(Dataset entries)

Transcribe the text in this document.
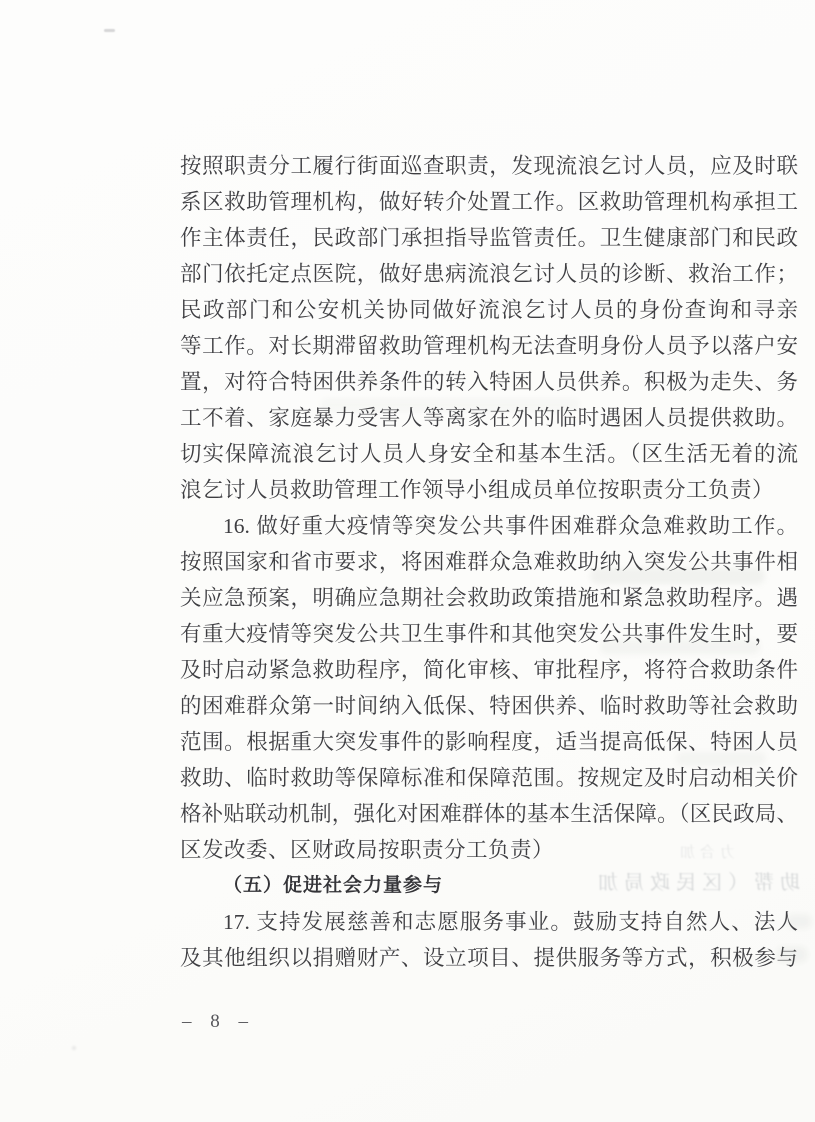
按照职责分工履行街面巡查职责，发现流浪乞讨人员，应及时联
系区救助管理机构，做好转介处置工作。区救助管理机构承担工
作主体责任，民政部门承担指导监管责任。卫生健康部门和民政
部门依托定点医院，做好患病流浪乞讨人员的诊断、救治工作；
民政部门和公安机关协同做好流浪乞讨人员的身份查询和寻亲
等工作。对长期滞留救助管理机构无法查明身份人员予以落户安
置，对符合特困供养条件的转入特困人员供养。积极为走失、务
工不着、家庭暴力受害人等离家在外的临时遇困人员提供救助。
切实保障流浪乞讨人员人身安全和基本生活。（区生活无着的流
浪乞讨人员救助管理工作领导小组成员单位按职责分工负责）
16. 做好重大疫情等突发公共事件困难群众急难救助工作。
按照国家和省市要求，将困难群众急难救助纳入突发公共事件相
关应急预案，明确应急期社会救助政策措施和紧急救助程序。遇
有重大疫情等突发公共卫生事件和其他突发公共事件发生时，要
及时启动紧急救助程序，简化审核、审批程序，将符合救助条件
的困难群众第一时间纳入低保、特困供养、临时救助等社会救助
范围。根据重大突发事件的影响程度，适当提高低保、特困人员
救助、临时救助等保障标准和保障范围。按规定及时启动相关价
格补贴联动机制，强化对困难群体的基本生活保障。（区民政局、
区发改委、区财政局按职责分工负责）
（五）促进社会力量参与
17. 支持发展慈善和志愿服务事业。鼓励支持自然人、法人
及其他组织以捐赠财产、设立项目、提供服务等方式，积极参与
– 8 –
助帮（区民政局加
力合加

Challenge - Transcribe every line in the entries above, taking out only the images.

Answer to the problem -
Transcribe the text in this document.
按照职责分工履行街面巡查职责，发现流浪乞讨人员，应及时联
系区救助管理机构，做好转介处置工作。区救助管理机构承担工
作主体责任，民政部门承担指导监管责任。卫生健康部门和民政
部门依托定点医院，做好患病流浪乞讨人员的诊断、救治工作；
民政部门和公安机关协同做好流浪乞讨人员的身份查询和寻亲
等工作。对长期滞留救助管理机构无法查明身份人员予以落户安
置，对符合特困供养条件的转入特困人员供养。积极为走失、务
工不着、家庭暴力受害人等离家在外的临时遇困人员提供救助。
切实保障流浪乞讨人员人身安全和基本生活。（区生活无着的流
浪乞讨人员救助管理工作领导小组成员单位按职责分工负责）
16. 做好重大疫情等突发公共事件困难群众急难救助工作。
按照国家和省市要求，将困难群众急难救助纳入突发公共事件相
关应急预案，明确应急期社会救助政策措施和紧急救助程序。遇
有重大疫情等突发公共卫生事件和其他突发公共事件发生时，要
及时启动紧急救助程序，简化审核、审批程序，将符合救助条件
的困难群众第一时间纳入低保、特困供养、临时救助等社会救助
范围。根据重大突发事件的影响程度，适当提高低保、特困人员
救助、临时救助等保障标准和保障范围。按规定及时启动相关价
格补贴联动机制，强化对困难群体的基本生活保障。（区民政局、
区发改委、区财政局按职责分工负责）
（五）促进社会力量参与
17. 支持发展慈善和志愿服务事业。鼓励支持自然人、法人
及其他组织以捐赠财产、设立项目、提供服务等方式，积极参与
– 8 –
助帮（区民政局加
力合加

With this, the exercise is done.